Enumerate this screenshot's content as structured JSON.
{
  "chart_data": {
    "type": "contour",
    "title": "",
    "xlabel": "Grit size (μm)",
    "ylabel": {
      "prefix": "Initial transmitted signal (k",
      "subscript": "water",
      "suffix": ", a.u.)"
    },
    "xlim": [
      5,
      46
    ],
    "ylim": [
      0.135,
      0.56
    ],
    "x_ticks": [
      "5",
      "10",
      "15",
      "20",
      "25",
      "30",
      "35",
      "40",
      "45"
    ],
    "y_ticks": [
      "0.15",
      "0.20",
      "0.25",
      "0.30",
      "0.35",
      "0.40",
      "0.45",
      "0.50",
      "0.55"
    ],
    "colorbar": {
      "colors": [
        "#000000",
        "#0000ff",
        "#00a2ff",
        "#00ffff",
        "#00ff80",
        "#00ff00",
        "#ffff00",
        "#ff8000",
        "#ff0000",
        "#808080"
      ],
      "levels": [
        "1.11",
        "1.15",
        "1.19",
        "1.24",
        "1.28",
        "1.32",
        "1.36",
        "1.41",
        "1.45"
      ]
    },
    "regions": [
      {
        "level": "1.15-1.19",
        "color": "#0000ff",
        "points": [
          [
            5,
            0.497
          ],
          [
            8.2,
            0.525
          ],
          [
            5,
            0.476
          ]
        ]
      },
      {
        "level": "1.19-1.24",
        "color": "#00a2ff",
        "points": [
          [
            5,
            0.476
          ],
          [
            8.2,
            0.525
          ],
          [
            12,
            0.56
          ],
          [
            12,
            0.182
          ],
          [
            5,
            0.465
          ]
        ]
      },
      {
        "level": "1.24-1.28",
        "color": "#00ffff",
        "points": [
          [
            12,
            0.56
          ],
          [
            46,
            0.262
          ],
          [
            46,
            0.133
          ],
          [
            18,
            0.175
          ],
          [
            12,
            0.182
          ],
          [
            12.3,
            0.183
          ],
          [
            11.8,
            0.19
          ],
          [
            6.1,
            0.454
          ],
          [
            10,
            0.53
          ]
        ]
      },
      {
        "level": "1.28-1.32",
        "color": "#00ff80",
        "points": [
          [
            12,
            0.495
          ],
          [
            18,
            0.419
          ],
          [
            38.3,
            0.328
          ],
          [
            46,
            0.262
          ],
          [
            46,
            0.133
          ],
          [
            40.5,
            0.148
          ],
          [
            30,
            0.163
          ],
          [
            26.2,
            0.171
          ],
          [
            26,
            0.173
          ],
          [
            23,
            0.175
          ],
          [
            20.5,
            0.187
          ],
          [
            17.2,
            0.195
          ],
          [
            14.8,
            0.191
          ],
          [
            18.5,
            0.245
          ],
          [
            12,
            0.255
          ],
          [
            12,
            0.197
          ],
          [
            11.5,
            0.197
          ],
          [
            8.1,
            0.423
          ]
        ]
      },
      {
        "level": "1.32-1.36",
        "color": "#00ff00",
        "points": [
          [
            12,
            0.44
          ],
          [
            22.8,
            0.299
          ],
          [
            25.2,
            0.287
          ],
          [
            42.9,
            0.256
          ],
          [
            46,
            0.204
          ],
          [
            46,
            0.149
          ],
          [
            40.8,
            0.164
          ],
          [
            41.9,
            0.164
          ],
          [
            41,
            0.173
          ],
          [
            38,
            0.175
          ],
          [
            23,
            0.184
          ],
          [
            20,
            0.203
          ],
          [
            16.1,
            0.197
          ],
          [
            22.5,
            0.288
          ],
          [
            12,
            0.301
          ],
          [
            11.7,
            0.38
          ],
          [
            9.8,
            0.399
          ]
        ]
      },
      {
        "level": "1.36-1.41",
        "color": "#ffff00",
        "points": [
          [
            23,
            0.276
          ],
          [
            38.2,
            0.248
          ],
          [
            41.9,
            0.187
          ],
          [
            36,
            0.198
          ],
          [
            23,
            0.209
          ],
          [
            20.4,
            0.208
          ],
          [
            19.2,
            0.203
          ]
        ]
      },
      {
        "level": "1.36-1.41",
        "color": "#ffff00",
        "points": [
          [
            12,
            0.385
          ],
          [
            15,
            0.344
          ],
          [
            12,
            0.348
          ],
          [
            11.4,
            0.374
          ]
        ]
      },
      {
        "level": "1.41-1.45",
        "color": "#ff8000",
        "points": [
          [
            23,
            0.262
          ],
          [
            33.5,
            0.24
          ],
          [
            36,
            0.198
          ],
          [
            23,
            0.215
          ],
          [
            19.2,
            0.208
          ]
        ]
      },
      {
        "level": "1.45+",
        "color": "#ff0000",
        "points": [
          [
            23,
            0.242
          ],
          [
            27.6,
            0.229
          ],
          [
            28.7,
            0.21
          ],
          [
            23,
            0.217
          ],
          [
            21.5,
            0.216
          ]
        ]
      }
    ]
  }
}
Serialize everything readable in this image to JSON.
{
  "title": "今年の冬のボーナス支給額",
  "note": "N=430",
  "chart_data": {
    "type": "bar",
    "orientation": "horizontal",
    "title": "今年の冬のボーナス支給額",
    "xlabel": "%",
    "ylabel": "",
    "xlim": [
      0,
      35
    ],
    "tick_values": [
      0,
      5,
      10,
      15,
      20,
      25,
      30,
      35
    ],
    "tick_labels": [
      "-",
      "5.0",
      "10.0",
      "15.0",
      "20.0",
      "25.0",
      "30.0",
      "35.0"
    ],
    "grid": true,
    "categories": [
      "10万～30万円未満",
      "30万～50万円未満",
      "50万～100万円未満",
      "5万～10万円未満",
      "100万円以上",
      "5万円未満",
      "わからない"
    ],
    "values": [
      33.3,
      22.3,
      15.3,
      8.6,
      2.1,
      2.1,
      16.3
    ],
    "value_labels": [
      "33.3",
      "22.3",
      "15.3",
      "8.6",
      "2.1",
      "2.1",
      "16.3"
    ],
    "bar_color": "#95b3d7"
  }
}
════════════════
▶ _PROMPT_
Lines that include the word "JSON" — how many are there in the data? Answer with the number alone.

▶ _ANSWER IN FULL_
2